# [PROBLEM]
Print the entries verbatim, leaving out the images they contain.

-- START OF INPUT ROWS --

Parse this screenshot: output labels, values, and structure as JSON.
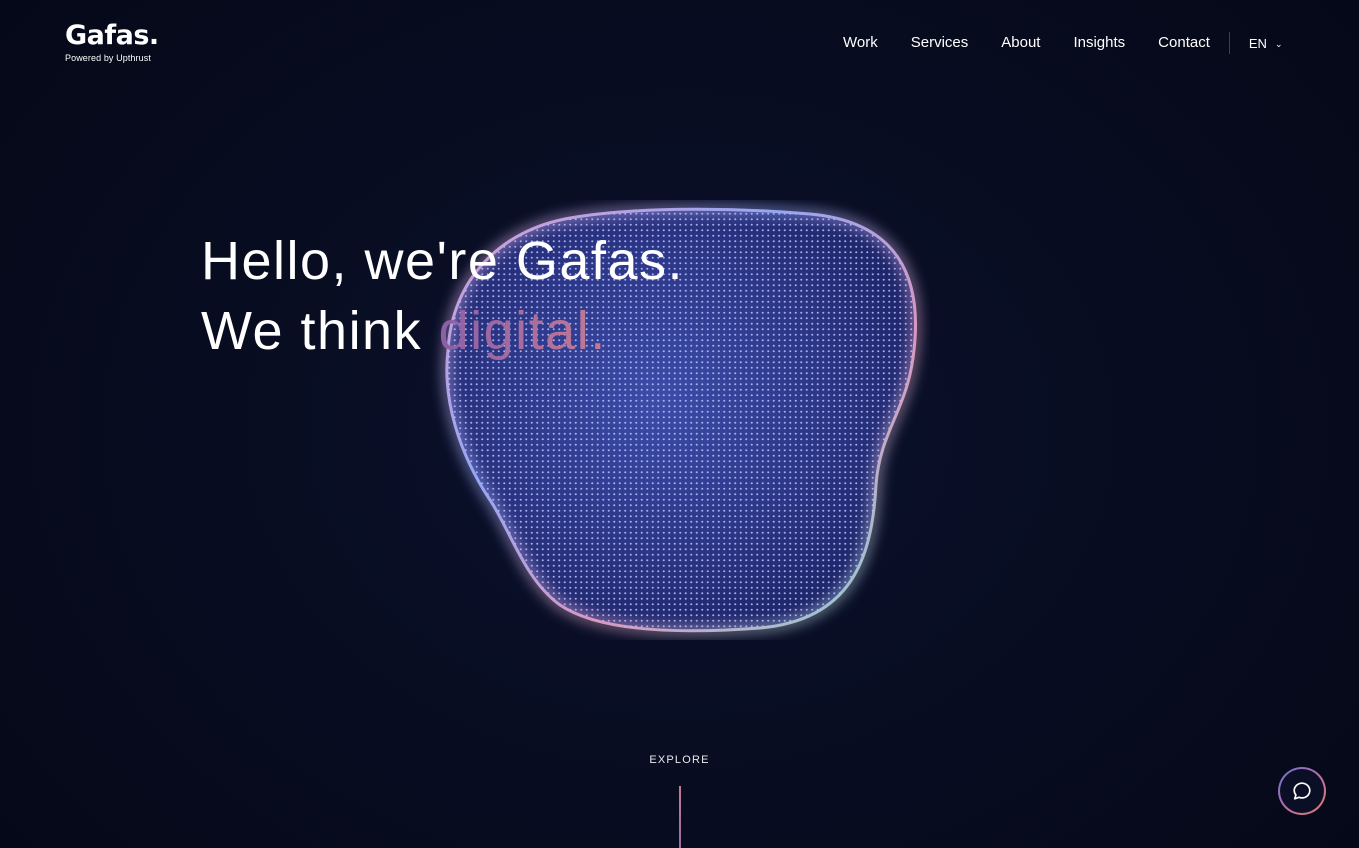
{
  "brand": {
    "name": "Gafas.",
    "tagline": "Powered by Upthrust"
  },
  "nav": {
    "items": [
      {
        "label": "Work"
      },
      {
        "label": "Services"
      },
      {
        "label": "About"
      },
      {
        "label": "Insights"
      },
      {
        "label": "Contact"
      }
    ],
    "language": {
      "selected": "EN",
      "icon": "chevron-down-icon"
    }
  },
  "hero": {
    "line1": "Hello, we're Gafas.",
    "line2_prefix": "We think ",
    "line2_accent": "digital."
  },
  "explore": {
    "label": "EXPLORE"
  },
  "chat": {
    "icon": "chat-bubble-icon"
  },
  "colors": {
    "background": "#070b1c",
    "accent_start": "#8a5fa8",
    "accent_end": "#c47c93",
    "blob_primary": "#5b6fd6",
    "blob_edge_pink": "#e0a0d0",
    "blob_edge_cyan": "#8ee0e0"
  }
}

-- END OF INPUT ROWS --

# [OUTPUT]
Parse this screenshot: output labels, values, and structure as JSON.
{
  "brand": {
    "name": "Gafas.",
    "tagline": "Powered by Upthrust"
  },
  "nav": {
    "items": [
      {
        "label": "Work"
      },
      {
        "label": "Services"
      },
      {
        "label": "About"
      },
      {
        "label": "Insights"
      },
      {
        "label": "Contact"
      }
    ],
    "language": {
      "selected": "EN",
      "icon": "chevron-down-icon"
    }
  },
  "hero": {
    "line1": "Hello, we're Gafas.",
    "line2_prefix": "We think ",
    "line2_accent": "digital."
  },
  "explore": {
    "label": "EXPLORE"
  },
  "chat": {
    "icon": "chat-bubble-icon"
  },
  "colors": {
    "background": "#070b1c",
    "accent_start": "#8a5fa8",
    "accent_end": "#c47c93",
    "blob_primary": "#5b6fd6",
    "blob_edge_pink": "#e0a0d0",
    "blob_edge_cyan": "#8ee0e0"
  }
}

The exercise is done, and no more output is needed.